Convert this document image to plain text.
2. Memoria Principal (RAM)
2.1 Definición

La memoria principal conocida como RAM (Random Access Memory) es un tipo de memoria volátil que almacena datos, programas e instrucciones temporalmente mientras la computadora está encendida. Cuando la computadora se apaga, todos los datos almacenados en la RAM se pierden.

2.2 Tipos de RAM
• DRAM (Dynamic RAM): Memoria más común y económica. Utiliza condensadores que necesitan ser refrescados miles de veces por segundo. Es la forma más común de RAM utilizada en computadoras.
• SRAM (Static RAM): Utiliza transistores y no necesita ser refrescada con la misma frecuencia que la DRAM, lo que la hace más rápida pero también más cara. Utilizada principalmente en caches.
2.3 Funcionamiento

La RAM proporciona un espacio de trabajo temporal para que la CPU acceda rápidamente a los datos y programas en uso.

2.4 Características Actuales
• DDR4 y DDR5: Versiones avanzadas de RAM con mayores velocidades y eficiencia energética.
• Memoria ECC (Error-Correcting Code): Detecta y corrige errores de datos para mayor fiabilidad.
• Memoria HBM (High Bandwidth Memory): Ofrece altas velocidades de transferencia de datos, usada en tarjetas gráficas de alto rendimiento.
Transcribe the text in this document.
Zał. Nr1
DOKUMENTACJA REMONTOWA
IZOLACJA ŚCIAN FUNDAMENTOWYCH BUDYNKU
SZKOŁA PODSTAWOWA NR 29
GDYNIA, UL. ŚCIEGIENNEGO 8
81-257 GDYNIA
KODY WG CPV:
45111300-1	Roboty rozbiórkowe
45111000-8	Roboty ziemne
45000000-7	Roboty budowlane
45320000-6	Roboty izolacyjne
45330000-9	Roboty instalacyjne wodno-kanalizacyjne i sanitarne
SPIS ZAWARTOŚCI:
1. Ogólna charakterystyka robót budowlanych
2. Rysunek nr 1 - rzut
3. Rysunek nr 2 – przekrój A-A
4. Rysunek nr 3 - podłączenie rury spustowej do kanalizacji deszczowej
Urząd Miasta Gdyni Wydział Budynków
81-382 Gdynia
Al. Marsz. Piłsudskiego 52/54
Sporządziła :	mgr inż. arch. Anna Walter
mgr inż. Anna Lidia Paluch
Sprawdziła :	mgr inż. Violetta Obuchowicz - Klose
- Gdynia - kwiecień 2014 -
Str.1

§

From the data above, extract every line in its exact form.

Convert this document image to plain text.
2. Memoria Principal (RAM)
2.1 Definición

La memoria principal conocida como RAM (Random Access Memory) es un tipo de memoria volátil que almacena datos, programas e instrucciones temporalmente mientras la computadora está encendida. Cuando la computadora se apaga, todos los datos almacenados en la RAM se pierden.

2.2 Tipos de RAM
• DRAM (Dynamic RAM): Memoria más común y económica. Utiliza condensadores que necesitan ser refrescados miles de veces por segundo. Es la forma más común de RAM utilizada en computadoras.
• SRAM (Static RAM): Utiliza transistores y no necesita ser refrescada con la misma frecuencia que la DRAM, lo que la hace más rápida pero también más cara. Utilizada principalmente en caches.
2.3 Funcionamiento

La RAM proporciona un espacio de trabajo temporal para que la CPU acceda rápidamente a los datos y programas en uso.

2.4 Características Actuales
• DDR4 y DDR5: Versiones avanzadas de RAM con mayores velocidades y eficiencia energética.
• Memoria ECC (Error-Correcting Code): Detecta y corrige errores de datos para mayor fiabilidad.
• Memoria HBM (High Bandwidth Memory): Ofrece altas velocidades de transferencia de datos, usada en tarjetas gráficas de alto rendimiento.
Transcribe the text in this document.
Zał. Nr1
DOKUMENTACJA REMONTOWA
IZOLACJA ŚCIAN FUNDAMENTOWYCH BUDYNKU
SZKOŁA PODSTAWOWA NR 29
GDYNIA, UL. ŚCIEGIENNEGO 8
81-257 GDYNIA
KODY WG CPV:
45111300-1	Roboty rozbiórkowe
45111000-8	Roboty ziemne
45000000-7	Roboty budowlane
45320000-6	Roboty izolacyjne
45330000-9	Roboty instalacyjne wodno-kanalizacyjne i sanitarne
SPIS ZAWARTOŚCI:
1. Ogólna charakterystyka robót budowlanych
2. Rysunek nr 1 - rzut
3. Rysunek nr 2 – przekrój A-A
4. Rysunek nr 3 - podłączenie rury spustowej do kanalizacji deszczowej
Urząd Miasta Gdyni Wydział Budynków
81-382 Gdynia
Al. Marsz. Piłsudskiego 52/54
Sporządziła :	mgr inż. arch. Anna Walter
mgr inż. Anna Lidia Paluch
Sprawdziła :	mgr inż. Violetta Obuchowicz - Klose
- Gdynia - kwiecień 2014 -
Str.1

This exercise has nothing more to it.